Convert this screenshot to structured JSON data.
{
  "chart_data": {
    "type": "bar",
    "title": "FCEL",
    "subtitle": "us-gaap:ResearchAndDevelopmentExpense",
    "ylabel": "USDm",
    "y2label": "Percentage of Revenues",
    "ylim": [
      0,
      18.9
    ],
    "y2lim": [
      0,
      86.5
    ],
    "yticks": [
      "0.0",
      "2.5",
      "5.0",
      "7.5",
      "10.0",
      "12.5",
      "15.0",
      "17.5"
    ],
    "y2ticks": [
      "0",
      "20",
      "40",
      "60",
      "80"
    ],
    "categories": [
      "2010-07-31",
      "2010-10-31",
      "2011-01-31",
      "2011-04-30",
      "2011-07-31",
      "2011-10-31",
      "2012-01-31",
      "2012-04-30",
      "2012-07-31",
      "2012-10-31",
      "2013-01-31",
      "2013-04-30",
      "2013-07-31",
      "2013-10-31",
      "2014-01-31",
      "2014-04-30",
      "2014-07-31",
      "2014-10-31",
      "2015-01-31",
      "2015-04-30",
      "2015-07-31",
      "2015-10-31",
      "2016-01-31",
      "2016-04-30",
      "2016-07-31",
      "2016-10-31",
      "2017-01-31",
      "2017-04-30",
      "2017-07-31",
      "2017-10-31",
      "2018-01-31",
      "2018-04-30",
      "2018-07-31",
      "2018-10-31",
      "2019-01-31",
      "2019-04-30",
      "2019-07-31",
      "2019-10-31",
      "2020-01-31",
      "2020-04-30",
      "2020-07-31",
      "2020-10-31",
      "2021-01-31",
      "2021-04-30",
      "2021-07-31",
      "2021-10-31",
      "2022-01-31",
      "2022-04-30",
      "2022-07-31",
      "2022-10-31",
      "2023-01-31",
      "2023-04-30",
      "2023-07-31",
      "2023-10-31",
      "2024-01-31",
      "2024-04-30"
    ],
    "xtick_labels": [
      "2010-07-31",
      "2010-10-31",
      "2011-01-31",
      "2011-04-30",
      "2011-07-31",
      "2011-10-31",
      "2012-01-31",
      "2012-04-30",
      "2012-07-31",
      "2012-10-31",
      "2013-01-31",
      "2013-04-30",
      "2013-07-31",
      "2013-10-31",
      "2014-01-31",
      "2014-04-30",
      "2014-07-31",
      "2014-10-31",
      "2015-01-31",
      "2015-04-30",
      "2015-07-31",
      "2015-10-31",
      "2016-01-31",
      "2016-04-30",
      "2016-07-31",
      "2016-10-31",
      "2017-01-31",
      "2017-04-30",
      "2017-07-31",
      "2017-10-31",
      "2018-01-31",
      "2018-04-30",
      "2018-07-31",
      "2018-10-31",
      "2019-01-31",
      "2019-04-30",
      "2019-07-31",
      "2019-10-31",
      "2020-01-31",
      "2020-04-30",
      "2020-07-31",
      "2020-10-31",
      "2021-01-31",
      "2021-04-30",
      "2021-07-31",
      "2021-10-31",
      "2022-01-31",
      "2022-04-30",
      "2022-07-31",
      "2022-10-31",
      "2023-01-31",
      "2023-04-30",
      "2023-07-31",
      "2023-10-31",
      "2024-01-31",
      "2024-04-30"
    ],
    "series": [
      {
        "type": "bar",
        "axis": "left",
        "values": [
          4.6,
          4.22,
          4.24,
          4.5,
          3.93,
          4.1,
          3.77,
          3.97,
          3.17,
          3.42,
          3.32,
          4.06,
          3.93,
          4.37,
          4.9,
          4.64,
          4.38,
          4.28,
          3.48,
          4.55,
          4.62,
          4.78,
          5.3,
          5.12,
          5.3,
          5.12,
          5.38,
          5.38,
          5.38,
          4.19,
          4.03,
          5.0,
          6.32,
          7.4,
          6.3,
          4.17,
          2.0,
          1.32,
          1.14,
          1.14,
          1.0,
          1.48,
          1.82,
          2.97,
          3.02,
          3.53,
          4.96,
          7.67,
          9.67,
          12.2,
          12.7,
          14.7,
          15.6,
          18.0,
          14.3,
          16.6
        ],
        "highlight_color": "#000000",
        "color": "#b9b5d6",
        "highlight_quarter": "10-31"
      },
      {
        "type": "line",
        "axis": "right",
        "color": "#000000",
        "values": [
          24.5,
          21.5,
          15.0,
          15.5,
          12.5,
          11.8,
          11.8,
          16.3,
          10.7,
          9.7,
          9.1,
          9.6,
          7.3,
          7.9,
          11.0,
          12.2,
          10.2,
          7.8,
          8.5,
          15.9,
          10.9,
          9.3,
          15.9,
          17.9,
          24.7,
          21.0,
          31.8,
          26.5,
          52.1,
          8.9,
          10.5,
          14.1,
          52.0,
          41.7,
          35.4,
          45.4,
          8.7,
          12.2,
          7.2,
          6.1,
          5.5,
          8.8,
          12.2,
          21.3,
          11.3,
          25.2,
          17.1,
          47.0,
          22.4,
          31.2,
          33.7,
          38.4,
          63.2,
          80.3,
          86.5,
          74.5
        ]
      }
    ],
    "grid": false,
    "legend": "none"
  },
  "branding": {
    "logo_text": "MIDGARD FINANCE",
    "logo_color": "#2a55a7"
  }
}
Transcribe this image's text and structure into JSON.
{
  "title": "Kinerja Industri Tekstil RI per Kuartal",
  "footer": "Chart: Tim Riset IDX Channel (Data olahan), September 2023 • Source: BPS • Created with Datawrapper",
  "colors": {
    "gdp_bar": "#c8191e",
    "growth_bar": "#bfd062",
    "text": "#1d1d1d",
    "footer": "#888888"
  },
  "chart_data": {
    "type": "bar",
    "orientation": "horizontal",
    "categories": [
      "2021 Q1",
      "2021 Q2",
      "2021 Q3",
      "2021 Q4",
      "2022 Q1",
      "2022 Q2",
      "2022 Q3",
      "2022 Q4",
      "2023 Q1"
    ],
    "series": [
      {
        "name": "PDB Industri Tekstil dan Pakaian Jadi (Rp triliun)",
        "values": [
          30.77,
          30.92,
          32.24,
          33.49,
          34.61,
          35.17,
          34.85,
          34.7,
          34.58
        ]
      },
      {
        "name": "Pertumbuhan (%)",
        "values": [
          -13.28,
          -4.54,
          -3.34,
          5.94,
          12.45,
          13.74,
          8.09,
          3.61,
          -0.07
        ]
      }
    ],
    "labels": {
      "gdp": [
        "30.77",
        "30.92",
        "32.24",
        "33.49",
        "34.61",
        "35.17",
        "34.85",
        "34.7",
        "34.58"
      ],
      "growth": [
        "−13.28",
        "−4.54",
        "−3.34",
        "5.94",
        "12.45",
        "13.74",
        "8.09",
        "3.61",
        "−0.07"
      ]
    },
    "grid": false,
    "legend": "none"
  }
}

- - - -

> **Exercise requirements**: Repeat the material word for word, in full.

> **Solution to the problem**:
Convert this screenshot to structured JSON data.
{
  "chart_data": {
    "type": "bar",
    "title": "FCEL",
    "subtitle": "us-gaap:ResearchAndDevelopmentExpense",
    "ylabel": "USDm",
    "y2label": "Percentage of Revenues",
    "ylim": [
      0,
      18.9
    ],
    "y2lim": [
      0,
      86.5
    ],
    "yticks": [
      "0.0",
      "2.5",
      "5.0",
      "7.5",
      "10.0",
      "12.5",
      "15.0",
      "17.5"
    ],
    "y2ticks": [
      "0",
      "20",
      "40",
      "60",
      "80"
    ],
    "categories": [
      "2010-07-31",
      "2010-10-31",
      "2011-01-31",
      "2011-04-30",
      "2011-07-31",
      "2011-10-31",
      "2012-01-31",
      "2012-04-30",
      "2012-07-31",
      "2012-10-31",
      "2013-01-31",
      "2013-04-30",
      "2013-07-31",
      "2013-10-31",
      "2014-01-31",
      "2014-04-30",
      "2014-07-31",
      "2014-10-31",
      "2015-01-31",
      "2015-04-30",
      "2015-07-31",
      "2015-10-31",
      "2016-01-31",
      "2016-04-30",
      "2016-07-31",
      "2016-10-31",
      "2017-01-31",
      "2017-04-30",
      "2017-07-31",
      "2017-10-31",
      "2018-01-31",
      "2018-04-30",
      "2018-07-31",
      "2018-10-31",
      "2019-01-31",
      "2019-04-30",
      "2019-07-31",
      "2019-10-31",
      "2020-01-31",
      "2020-04-30",
      "2020-07-31",
      "2020-10-31",
      "2021-01-31",
      "2021-04-30",
      "2021-07-31",
      "2021-10-31",
      "2022-01-31",
      "2022-04-30",
      "2022-07-31",
      "2022-10-31",
      "2023-01-31",
      "2023-04-30",
      "2023-07-31",
      "2023-10-31",
      "2024-01-31",
      "2024-04-30"
    ],
    "xtick_labels": [
      "2010-07-31",
      "2010-10-31",
      "2011-01-31",
      "2011-04-30",
      "2011-07-31",
      "2011-10-31",
      "2012-01-31",
      "2012-04-30",
      "2012-07-31",
      "2012-10-31",
      "2013-01-31",
      "2013-04-30",
      "2013-07-31",
      "2013-10-31",
      "2014-01-31",
      "2014-04-30",
      "2014-07-31",
      "2014-10-31",
      "2015-01-31",
      "2015-04-30",
      "2015-07-31",
      "2015-10-31",
      "2016-01-31",
      "2016-04-30",
      "2016-07-31",
      "2016-10-31",
      "2017-01-31",
      "2017-04-30",
      "2017-07-31",
      "2017-10-31",
      "2018-01-31",
      "2018-04-30",
      "2018-07-31",
      "2018-10-31",
      "2019-01-31",
      "2019-04-30",
      "2019-07-31",
      "2019-10-31",
      "2020-01-31",
      "2020-04-30",
      "2020-07-31",
      "2020-10-31",
      "2021-01-31",
      "2021-04-30",
      "2021-07-31",
      "2021-10-31",
      "2022-01-31",
      "2022-04-30",
      "2022-07-31",
      "2022-10-31",
      "2023-01-31",
      "2023-04-30",
      "2023-07-31",
      "2023-10-31",
      "2024-01-31",
      "2024-04-30"
    ],
    "series": [
      {
        "type": "bar",
        "axis": "left",
        "values": [
          4.6,
          4.22,
          4.24,
          4.5,
          3.93,
          4.1,
          3.77,
          3.97,
          3.17,
          3.42,
          3.32,
          4.06,
          3.93,
          4.37,
          4.9,
          4.64,
          4.38,
          4.28,
          3.48,
          4.55,
          4.62,
          4.78,
          5.3,
          5.12,
          5.3,
          5.12,
          5.38,
          5.38,
          5.38,
          4.19,
          4.03,
          5.0,
          6.32,
          7.4,
          6.3,
          4.17,
          2.0,
          1.32,
          1.14,
          1.14,
          1.0,
          1.48,
          1.82,
          2.97,
          3.02,
          3.53,
          4.96,
          7.67,
          9.67,
          12.2,
          12.7,
          14.7,
          15.6,
          18.0,
          14.3,
          16.6
        ],
        "highlight_color": "#000000",
        "color": "#b9b5d6",
        "highlight_quarter": "10-31"
      },
      {
        "type": "line",
        "axis": "right",
        "color": "#000000",
        "values": [
          24.5,
          21.5,
          15.0,
          15.5,
          12.5,
          11.8,
          11.8,
          16.3,
          10.7,
          9.7,
          9.1,
          9.6,
          7.3,
          7.9,
          11.0,
          12.2,
          10.2,
          7.8,
          8.5,
          15.9,
          10.9,
          9.3,
          15.9,
          17.9,
          24.7,
          21.0,
          31.8,
          26.5,
          52.1,
          8.9,
          10.5,
          14.1,
          52.0,
          41.7,
          35.4,
          45.4,
          8.7,
          12.2,
          7.2,
          6.1,
          5.5,
          8.8,
          12.2,
          21.3,
          11.3,
          25.2,
          17.1,
          47.0,
          22.4,
          31.2,
          33.7,
          38.4,
          63.2,
          80.3,
          86.5,
          74.5
        ]
      }
    ],
    "grid": false,
    "legend": "none"
  },
  "branding": {
    "logo_text": "MIDGARD FINANCE",
    "logo_color": "#2a55a7"
  }
}
Transcribe this image's text and structure into JSON.
{
  "title": "Kinerja Industri Tekstil RI per Kuartal",
  "footer": "Chart: Tim Riset IDX Channel (Data olahan), September 2023 • Source: BPS • Created with Datawrapper",
  "colors": {
    "gdp_bar": "#c8191e",
    "growth_bar": "#bfd062",
    "text": "#1d1d1d",
    "footer": "#888888"
  },
  "chart_data": {
    "type": "bar",
    "orientation": "horizontal",
    "categories": [
      "2021 Q1",
      "2021 Q2",
      "2021 Q3",
      "2021 Q4",
      "2022 Q1",
      "2022 Q2",
      "2022 Q3",
      "2022 Q4",
      "2023 Q1"
    ],
    "series": [
      {
        "name": "PDB Industri Tekstil dan Pakaian Jadi (Rp triliun)",
        "values": [
          30.77,
          30.92,
          32.24,
          33.49,
          34.61,
          35.17,
          34.85,
          34.7,
          34.58
        ]
      },
      {
        "name": "Pertumbuhan (%)",
        "values": [
          -13.28,
          -4.54,
          -3.34,
          5.94,
          12.45,
          13.74,
          8.09,
          3.61,
          -0.07
        ]
      }
    ],
    "labels": {
      "gdp": [
        "30.77",
        "30.92",
        "32.24",
        "33.49",
        "34.61",
        "35.17",
        "34.85",
        "34.7",
        "34.58"
      ],
      "growth": [
        "−13.28",
        "−4.54",
        "−3.34",
        "5.94",
        "12.45",
        "13.74",
        "8.09",
        "3.61",
        "−0.07"
      ]
    },
    "grid": false,
    "legend": "none"
  }
}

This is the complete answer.